TASK:
Images are not part of the copy; transcribe all the data exactly.
★ ★ ★ ★ ★ ★ ★
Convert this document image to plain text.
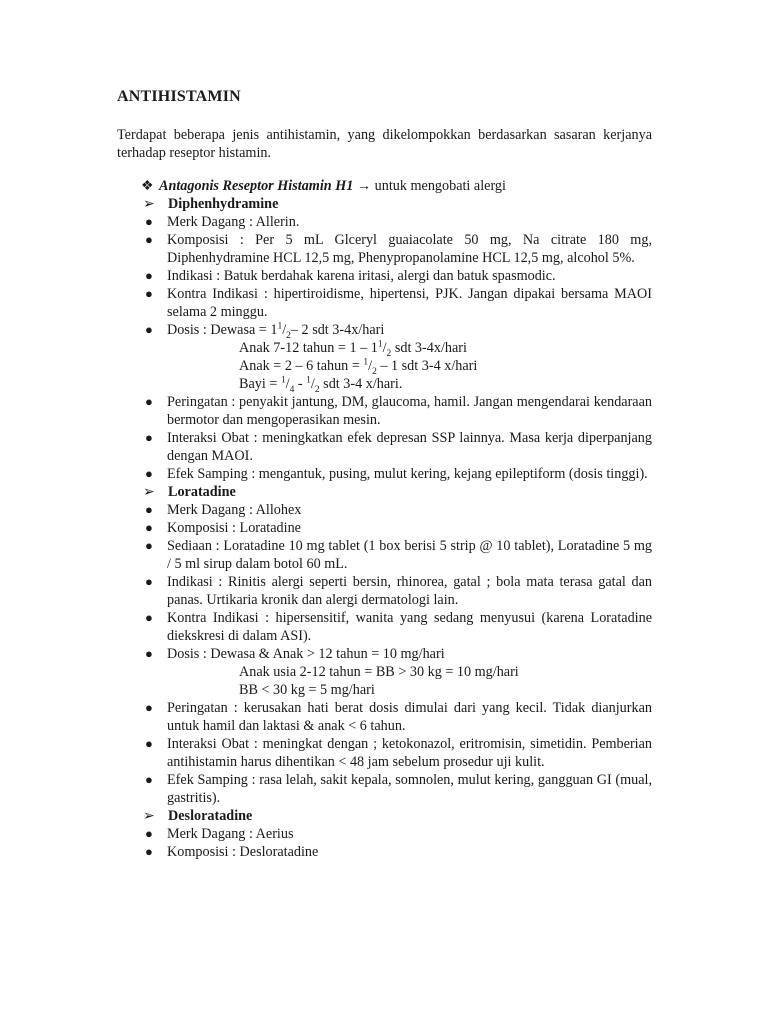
ANTIHISTAMIN

Terdapat beberapa jenis antihistamin, yang dikelompokkan berdasarkan sasaran kerjanya terhadap reseptor histamin.

❖ Antagonis Reseptor Histamin H1 → untuk mengobati alergi
➢ Diphenhydramine
● Merk Dagang : Allerin.
● Komposisi : Per 5 mL Glceryl guaiacolate 50 mg, Na citrate 180 mg, Diphenhydramine HCL 12,5 mg, Phenypropanolamine HCL 12,5 mg, alcohol 5%.
● Indikasi : Batuk berdahak karena iritasi, alergi dan batuk spasmodic.
● Kontra Indikasi : hipertiroidisme, hipertensi, PJK. Jangan dipakai bersama MAOI selama 2 minggu.
● Dosis : Dewasa = $1^1/_2-$ 2 sdt 3-4x/hari
Anak 7-12 tahun = $1 - 1^1/_2$ sdt 3-4x/hari
Anak = 2 – 6 tahun = $^1/_2 - 1$ sdt 3-4 x/hari
Bayi = $^1/_4 - ^1/_2$ sdt 3-4 x/hari.
● Peringatan : penyakit jantung, DM, glaucoma, hamil. Jangan mengendarai kendaraan bermotor dan mengoperasikan mesin.
● Interaksi Obat : meningkatkan efek depresan SSP lainnya. Masa kerja diperpanjang dengan MAOI.
● Efek Samping : mengantuk, pusing, mulut kering, kejang epileptiform (dosis tinggi).
➢ Loratadine
● Merk Dagang : Allohex
● Komposisi : Loratadine
● Sediaan : Loratadine 10 mg tablet (1 box berisi 5 strip @ 10 tablet), Loratadine 5 mg / 5 ml sirup dalam botol 60 mL.
● Indikasi : Rinitis alergi seperti bersin, rhinorea, gatal ; bola mata terasa gatal dan panas. Urtikaria kronik dan alergi dermatologi lain.
● Kontra Indikasi : hipersensitif, wanita yang sedang menyusui (karena Loratadine diekskresi di dalam ASI).
● Dosis : Dewasa & Anak > 12 tahun = 10 mg/hari
Anak usia 2-12 tahun = BB > 30 kg = 10 mg/hari
BB < 30 kg = 5 mg/hari
● Peringatan : kerusakan hati berat dosis dimulai dari yang kecil. Tidak dianjurkan untuk hamil dan laktasi & anak < 6 tahun.
● Interaksi Obat : meningkat dengan ; ketokonazol, eritromisin, simetidin. Pemberian antihistamin harus dihentikan < 48 jam sebelum prosedur uji kulit.
● Efek Samping : rasa lelah, sakit kepala, somnolen, mulut kering, gangguan GI (mual, gastritis).
➢ Desloratadine
● Merk Dagang : Aerius
● Komposisi : Desloratadine
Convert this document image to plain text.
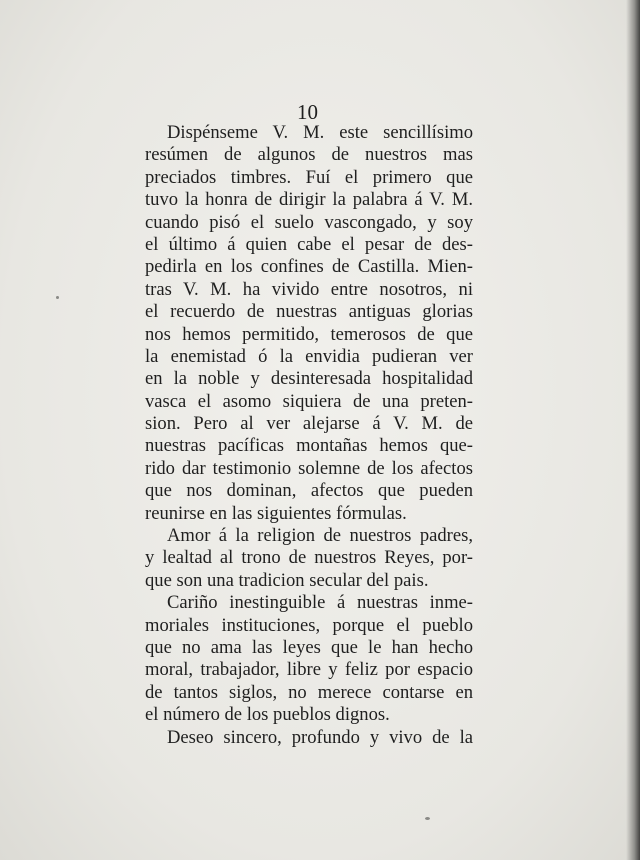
10
Dispénseme V. M. este sencillísimo
resúmen de algunos de nuestros mas
preciados timbres. Fuí el primero que
tuvo la honra de dirigir la palabra á V. M.
cuando pisó el suelo vascongado, y soy
el último á quien cabe el pesar de des-
pedirla en los confines de Castilla. Mien-
tras V. M. ha vivido entre nosotros, ni
el recuerdo de nuestras antiguas glorias
nos hemos permitido, temerosos de que
la enemistad ó la envidia pudieran ver
en la noble y desinteresada hospitalidad
vasca el asomo siquiera de una preten-
sion. Pero al ver alejarse á V. M. de
nuestras pacíficas montañas hemos que-
rido dar testimonio solemne de los afectos
que nos dominan, afectos que pueden
reunirse en las siguientes fórmulas.
Amor á la religion de nuestros padres,
y lealtad al trono de nuestros Reyes, por-
que son una tradicion secular del pais.
Cariño inestinguible á nuestras inme-
moriales instituciones, porque el pueblo
que no ama las leyes que le han hecho
moral, trabajador, libre y feliz por espacio
de tantos siglos, no merece contarse en
el número de los pueblos dignos.
Deseo sincero, profundo y vivo de la
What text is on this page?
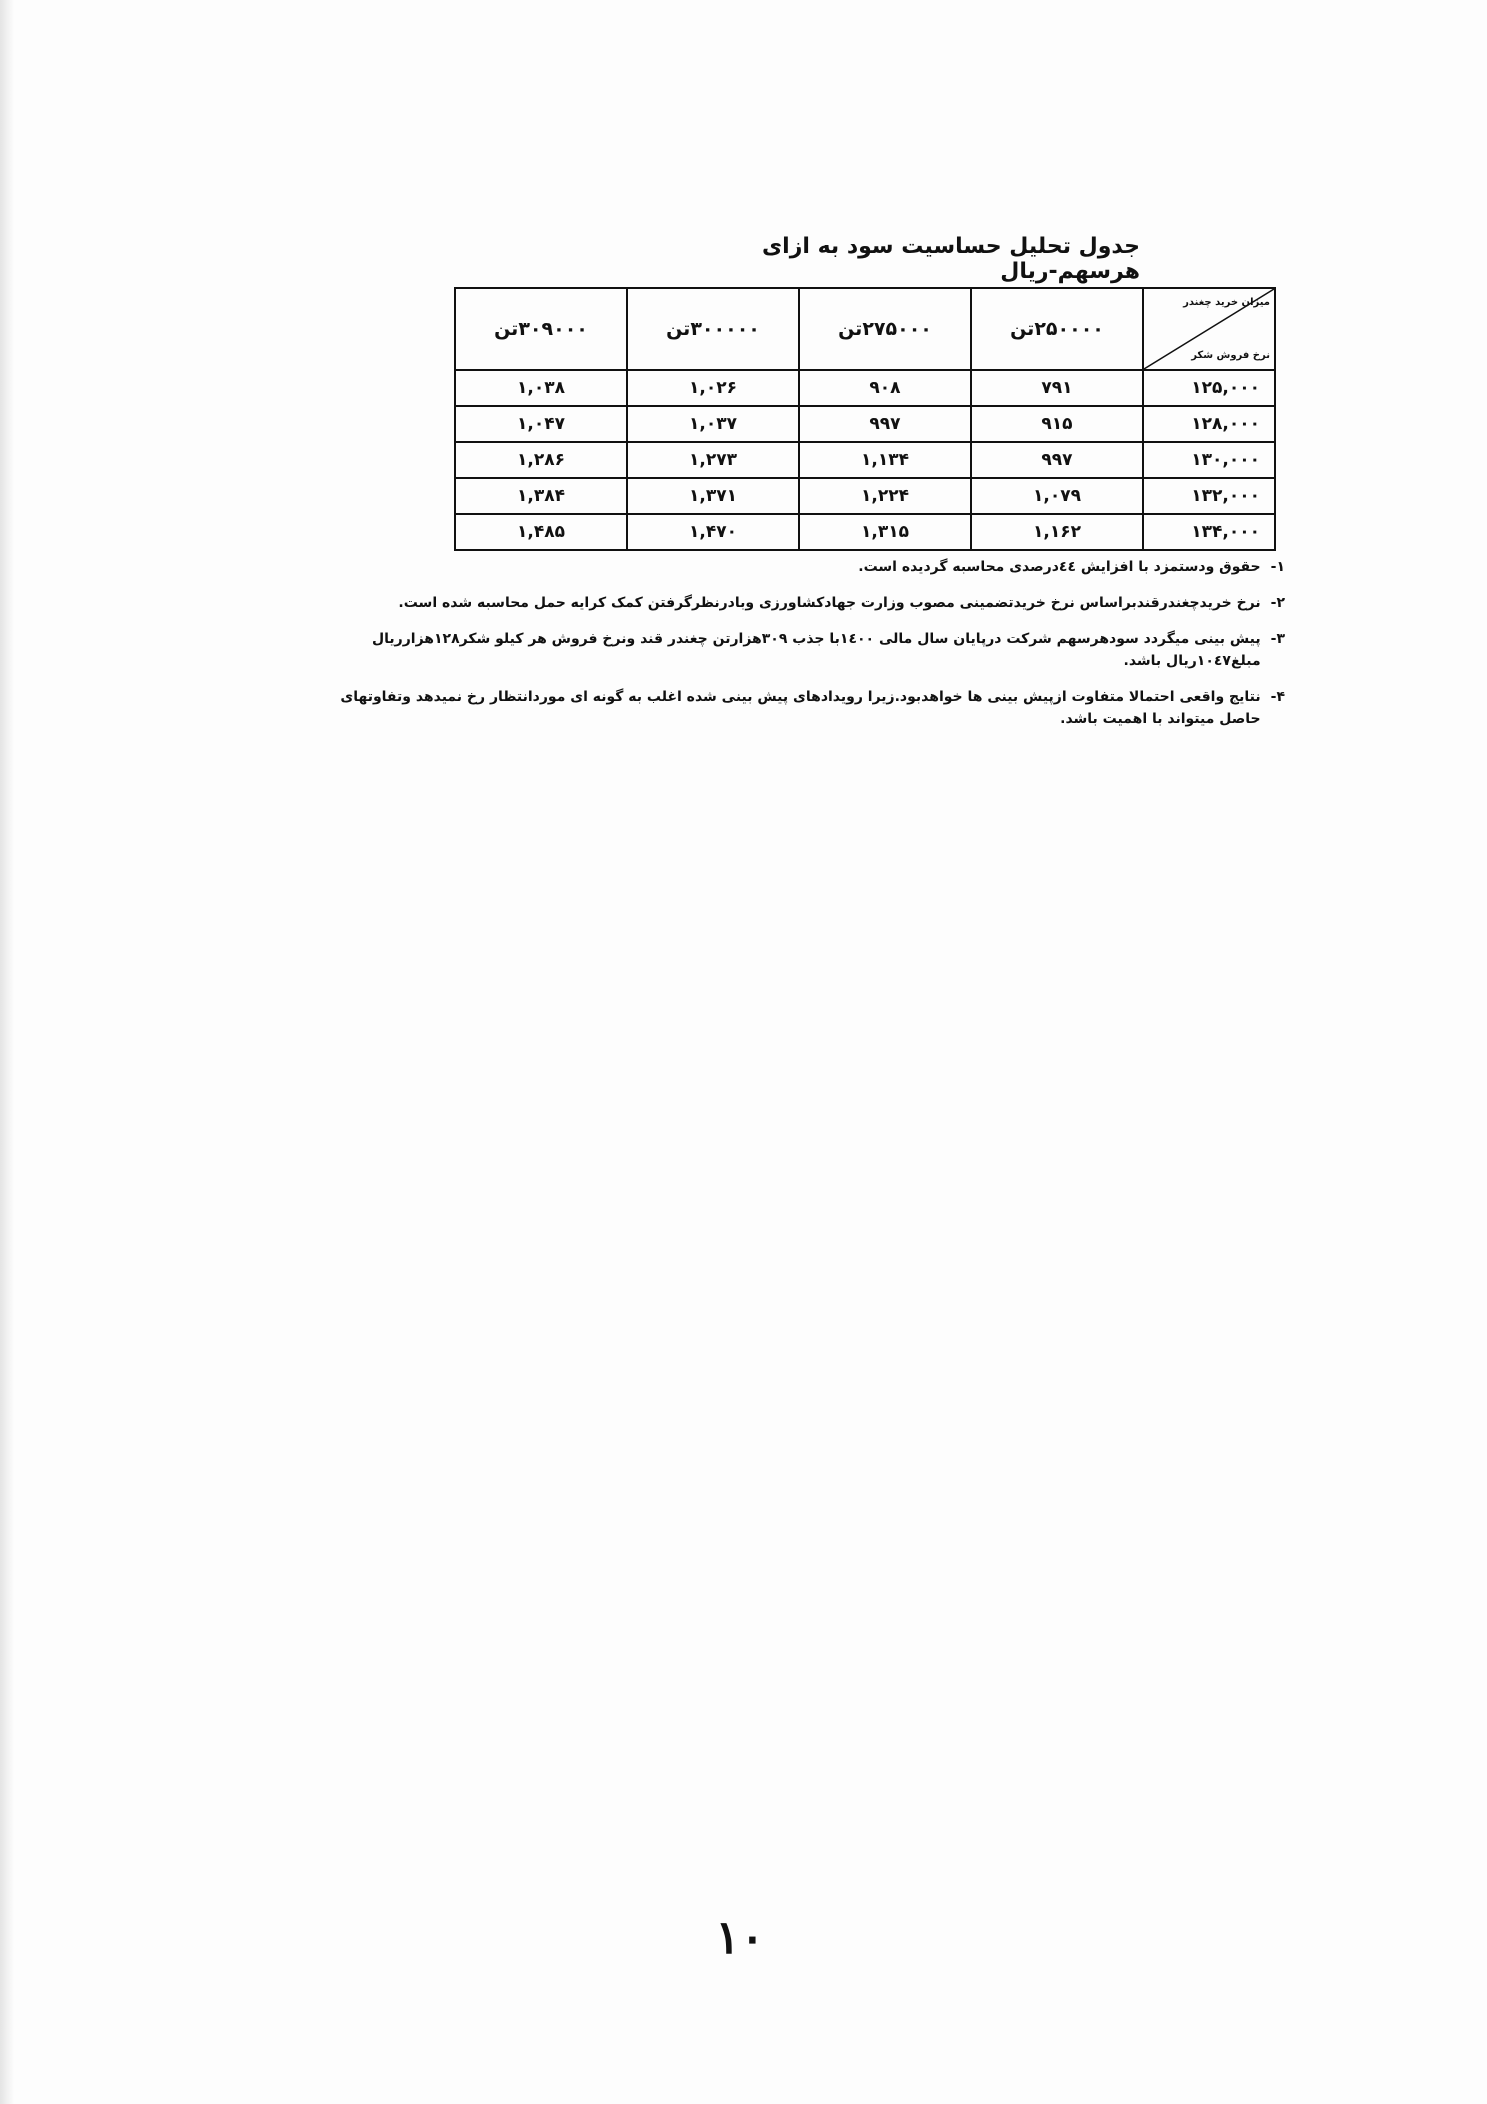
جدول تحلیل حساسیت سود به ازای هرسهم-ریال
میزان خرید چغندر
نرخ فروش شکر	۲۵۰۰۰۰تن	۲۷۵۰۰۰تن	۳۰۰۰۰۰تن	۳۰۹۰۰۰تن
۱۲۵,۰۰۰	۷۹۱	۹۰۸	۱,۰۲۶	۱,۰۳۸
۱۲۸,۰۰۰	۹۱۵	۹۹۷	۱,۰۳۷	۱,۰۴۷
۱۳۰,۰۰۰	۹۹۷	۱,۱۳۴	۱,۲۷۳	۱,۲۸۶
۱۳۲,۰۰۰	۱,۰۷۹	۱,۲۲۴	۱,۳۷۱	۱,۳۸۴
۱۳۴,۰۰۰	۱,۱۶۲	۱,۳۱۵	۱,۴۷۰	۱,۴۸۵
۱-
حقوق ودستمزد با افزایش ٤٤درصدی محاسبه گردیده است.
۲-
نرخ خریدچغندرقندبراساس نرخ خریدتضمینی مصوب وزارت جهادکشاورزی وبادرنظرگرفتن کمک کرایه حمل محاسبه شده است.
۳-
پیش بینی میگردد سودهرسهم شرکت درپایان سال مالی ۱٤۰۰با جذب ۳۰۹هزارتن چغندر قند ونرخ فروش هر کیلو شکر۱۲۸هزارریال مبلغ۱۰٤۷ریال باشد.
۴-
نتایج واقعی احتمالا متفاوت ازپیش بینی ها خواهدبود.زیرا رویدادهای پیش بینی شده اغلب به گونه ای موردانتظار رخ نمیدهد وتفاوتهای حاصل میتواند با اهمیت باشد.
۱۰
★ ★ ★ ★ ★ ★ ★
TASK RESULT:
Convert this document image to plain text.
ANTIHISTAMIN

Terdapat beberapa jenis antihistamin, yang dikelompokkan berdasarkan sasaran kerjanya terhadap reseptor histamin.

❖ Antagonis Reseptor Histamin H1 → untuk mengobati alergi
➢ Diphenhydramine
● Merk Dagang : Allerin.
● Komposisi : Per 5 mL Glceryl guaiacolate 50 mg, Na citrate 180 mg, Diphenhydramine HCL 12,5 mg, Phenypropanolamine HCL 12,5 mg, alcohol 5%.
● Indikasi : Batuk berdahak karena iritasi, alergi dan batuk spasmodic.
● Kontra Indikasi : hipertiroidisme, hipertensi, PJK. Jangan dipakai bersama MAOI selama 2 minggu.
● Dosis : Dewasa = $1^1/_2-$ 2 sdt 3-4x/hari
Anak 7-12 tahun = $1 - 1^1/_2$ sdt 3-4x/hari
Anak = 2 – 6 tahun = $^1/_2 - 1$ sdt 3-4 x/hari
Bayi = $^1/_4 - ^1/_2$ sdt 3-4 x/hari.
● Peringatan : penyakit jantung, DM, glaucoma, hamil. Jangan mengendarai kendaraan bermotor dan mengoperasikan mesin.
● Interaksi Obat : meningkatkan efek depresan SSP lainnya. Masa kerja diperpanjang dengan MAOI.
● Efek Samping : mengantuk, pusing, mulut kering, kejang epileptiform (dosis tinggi).
➢ Loratadine
● Merk Dagang : Allohex
● Komposisi : Loratadine
● Sediaan : Loratadine 10 mg tablet (1 box berisi 5 strip @ 10 tablet), Loratadine 5 mg / 5 ml sirup dalam botol 60 mL.
● Indikasi : Rinitis alergi seperti bersin, rhinorea, gatal ; bola mata terasa gatal dan panas. Urtikaria kronik dan alergi dermatologi lain.
● Kontra Indikasi : hipersensitif, wanita yang sedang menyusui (karena Loratadine diekskresi di dalam ASI).
● Dosis : Dewasa & Anak > 12 tahun = 10 mg/hari
Anak usia 2-12 tahun = BB > 30 kg = 10 mg/hari
BB < 30 kg = 5 mg/hari
● Peringatan : kerusakan hati berat dosis dimulai dari yang kecil. Tidak dianjurkan untuk hamil dan laktasi & anak < 6 tahun.
● Interaksi Obat : meningkat dengan ; ketokonazol, eritromisin, simetidin. Pemberian antihistamin harus dihentikan < 48 jam sebelum prosedur uji kulit.
● Efek Samping : rasa lelah, sakit kepala, somnolen, mulut kering, gangguan GI (mual, gastritis).
➢ Desloratadine
● Merk Dagang : Aerius
● Komposisi : Desloratadine
Convert this document image to plain text.
10
Dispénseme V. M. este sencillísimo
resúmen de algunos de nuestros mas
preciados timbres. Fuí el primero que
tuvo la honra de dirigir la palabra á V. M.
cuando pisó el suelo vascongado, y soy
el último á quien cabe el pesar de des-
pedirla en los confines de Castilla. Mien-
tras V. M. ha vivido entre nosotros, ni
el recuerdo de nuestras antiguas glorias
nos hemos permitido, temerosos de que
la enemistad ó la envidia pudieran ver
en la noble y desinteresada hospitalidad
vasca el asomo siquiera de una preten-
sion. Pero al ver alejarse á V. M. de
nuestras pacíficas montañas hemos que-
rido dar testimonio solemne de los afectos
que nos dominan, afectos que pueden
reunirse en las siguientes fórmulas.
Amor á la religion de nuestros padres,
y lealtad al trono de nuestros Reyes, por-
que son una tradicion secular del pais.
Cariño inestinguible á nuestras inme-
moriales instituciones, porque el pueblo
que no ama las leyes que le han hecho
moral, trabajador, libre y feliz por espacio
de tantos siglos, no merece contarse en
el número de los pueblos dignos.
Deseo sincero, profundo y vivo de la
What text is on this page?
جدول تحلیل حساسیت سود به ازای هرسهم-ریال
میزان خرید چغندر
نرخ فروش شکر	۲۵۰۰۰۰تن	۲۷۵۰۰۰تن	۳۰۰۰۰۰تن	۳۰۹۰۰۰تن
۱۲۵,۰۰۰	۷۹۱	۹۰۸	۱,۰۲۶	۱,۰۳۸
۱۲۸,۰۰۰	۹۱۵	۹۹۷	۱,۰۳۷	۱,۰۴۷
۱۳۰,۰۰۰	۹۹۷	۱,۱۳۴	۱,۲۷۳	۱,۲۸۶
۱۳۲,۰۰۰	۱,۰۷۹	۱,۲۲۴	۱,۳۷۱	۱,۳۸۴
۱۳۴,۰۰۰	۱,۱۶۲	۱,۳۱۵	۱,۴۷۰	۱,۴۸۵
۱-
حقوق ودستمزد با افزایش ٤٤درصدی محاسبه گردیده است.
۲-
نرخ خریدچغندرقندبراساس نرخ خریدتضمینی مصوب وزارت جهادکشاورزی وبادرنظرگرفتن کمک کرایه حمل محاسبه شده است.
۳-
پیش بینی میگردد سودهرسهم شرکت درپایان سال مالی ۱٤۰۰با جذب ۳۰۹هزارتن چغندر قند ونرخ فروش هر کیلو شکر۱۲۸هزارریال مبلغ۱۰٤۷ریال باشد.
۴-
نتایج واقعی احتمالا متفاوت ازپیش بینی ها خواهدبود.زیرا رویدادهای پیش بینی شده اغلب به گونه ای موردانتظار رخ نمیدهد وتفاوتهای حاصل میتواند با اهمیت باشد.
۱۰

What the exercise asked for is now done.